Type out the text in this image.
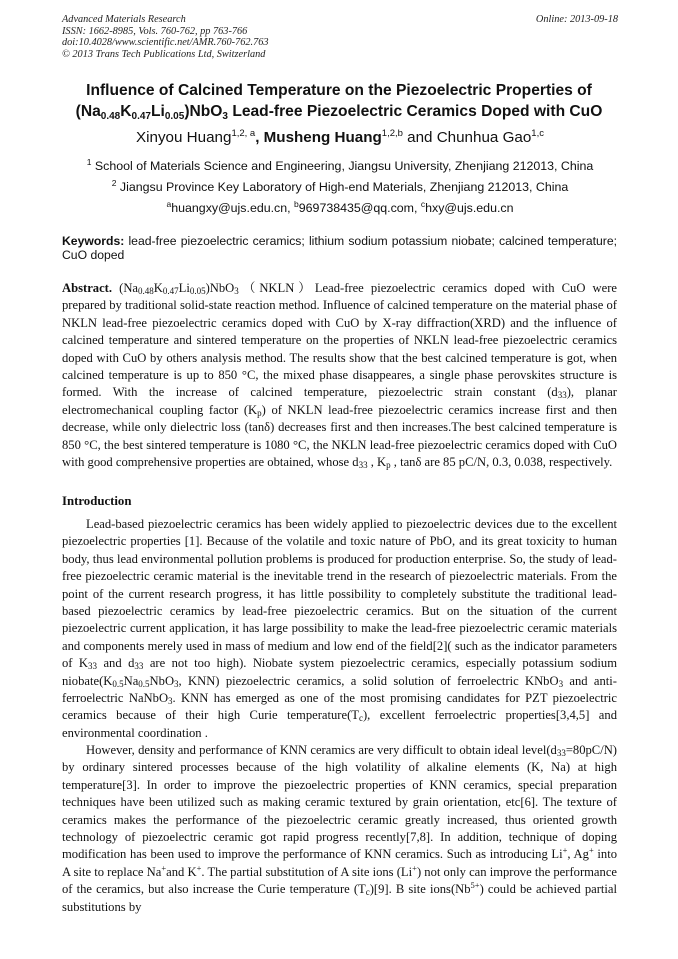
Advanced Materials Research
ISSN: 1662-8985, Vols. 760-762, pp 763-766
doi:10.4028/www.scientific.net/AMR.760-762.763
© 2013 Trans Tech Publications Ltd, Switzerland
Online: 2013-09-18
Influence of Calcined Temperature on the Piezoelectric Properties of
$(Na_{0.48}K_{0.47}Li_{0.05})NbO_3$ Lead-free Piezoelectric Ceramics Doped with CuO
Xinyou Huang$^{1,2, a}$, Musheng Huang$^{1,2,b}$ and Chunhua Gao$^{1,c}$
$^1$ School of Materials Science and Engineering, Jiangsu University, Zhenjiang 212013, China
$^2$ Jiangsu Province Key Laboratory of High-end Materials, Zhenjiang 212013, China
$^a$huangxy@ujs.edu.cn, $^b$969738435@qq.com, $^c$hxy@ujs.edu.cn
Keywords: lead-free piezoelectric ceramics; lithium sodium potassium niobate; calcined temperature; CuO doped
Abstract. $(Na_{0.48}K_{0.47}Li_{0.05})NbO_3(NKLN)Lead$-free piezoelectric ceramics doped with CuO were prepared by traditional solid-state reaction method. Influence of calcined temperature on the material phase of NKLN lead-free piezoelectric ceramics doped with CuO by X-ray diffraction(XRD) and the influence of calcined temperature and sintered temperature on the properties of NKLN lead-free piezoelectric ceramics doped with CuO by others analysis method. The results show that the best calcined temperature is got, when calcined temperature is up to 850 °C, the mixed phase disappeares, a single phase perovskites structure is formed. With the increase of calcined temperature, piezoelectric strain constant $(d_{33})$, planar electromechanical coupling factor $(K_p)$ of NKLN lead-free piezoelectric ceramics increase first and then decrease, while only dielectric loss (tanδ) decreases first and then increases.The best calcined temperature is 850 °C, the best sintered temperature is 1080 °C, the NKLN lead-free piezoelectric ceramics doped with CuO with good comprehensive properties are obtained, whose $d_{33}$ , $K_p$ , tanδ are 85 pC/N, 0.3, 0.038, respectively.
Introduction

Lead-based piezoelectric ceramics has been widely applied to piezoelectric devices due to the excellent piezoelectric properties [1]. Because of the volatile and toxic nature of PbO, and its great toxicity to human body, thus lead environmental pollution problems is produced for production enterprise. So, the study of lead-free piezoelectric ceramic material is the inevitable trend in the research of piezoelectric materials. From the point of the current research progress, it has little possibility to completely substitute the traditional lead-based piezoelectric ceramics by lead-free piezoelectric ceramics. But on the situation of the current piezoelectric current application, it has large possibility to make the lead-free piezoelectric ceramic materials and components merely used in mass of medium and low end of the field[2]( such as the indicator parameters of $K_{33}$ and $d_{33}$ are not too high). Niobate system piezoelectric ceramics, especially potassium sodium $niobate(K_{0.5}Na_{0.5}NbO_3$, KNN) piezoelectric ceramics, a solid solution of ferroelectric KNbO$_3$ and anti-ferroelectric NaNbO$_3$. KNN has emerged as one of the most promising candidates for PZT piezoelectric ceramics because of their high Curie $temperature(T_c)$, excellent ferroelectric properties[3,4,5] and environmental coordination .

However, density and performance of KNN ceramics are very difficult to obtain ideal $level(d_{33}=80pC/N)$ by ordinary sintered processes because of the high volatility of alkaline elements (K, Na) at high temperature[3]. In order to improve the piezoelectric properties of KNN ceramics, special preparation techniques have been utilized such as making ceramic textured by grain orientation, etc[6]. The texture of ceramics makes the performance of the piezoelectric ceramic greatly increased, thus oriented growth technology of piezoelectric ceramic got rapid progress recently[7,8]. In addition, technique of doping modification has been used to improve the performance of KNN ceramics. Such as introducing Li+, Ag+ into A site to replace Na+and K+. The partial substitution of A site ions (Li+) not only can improve the performance of the ceramics, but also increase the Curie temperature $(T_c)[9]$. B site $ions(Nb^{5+})$ could be achieved partial substitutions by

----------------

Look through the lines above and collect those with the word "sodium".

> _OUTPUT_
Keywords: lead-free piezoelectric ceramics; lithium sodium potassium niobate; calcined temperature; CuO doped
Lead-based piezoelectric ceramics has been widely applied to piezoelectric devices due to the excellent piezoelectric properties [1]. Because of the volatile and toxic nature of PbO, and its great toxicity to human body, thus lead environmental pollution problems is produced for production enterprise. So, the study of lead-free piezoelectric ceramic material is the inevitable trend in the research of piezoelectric materials. From the point of the current research progress, it has little possibility to completely substitute the traditional lead-based piezoelectric ceramics by lead-free piezoelectric ceramics. But on the situation of the current piezoelectric current application, it has large possibility to make the lead-free piezoelectric ceramic materials and components merely used in mass of medium and low end of the field[2]( such as the indicator parameters of $K_{33}$ and $d_{33}$ are not too high). Niobate system piezoelectric ceramics, especially potassium sodium $niobate(K_{0.5}Na_{0.5}NbO_3$, KNN) piezoelectric ceramics, a solid solution of ferroelectric KNbO$_3$ and anti-ferroelectric NaNbO$_3$. KNN has emerged as one of the most promising candidates for PZT piezoelectric ceramics because of their high Curie $temperature(T_c)$, excellent ferroelectric properties[3,4,5] and environmental coordination .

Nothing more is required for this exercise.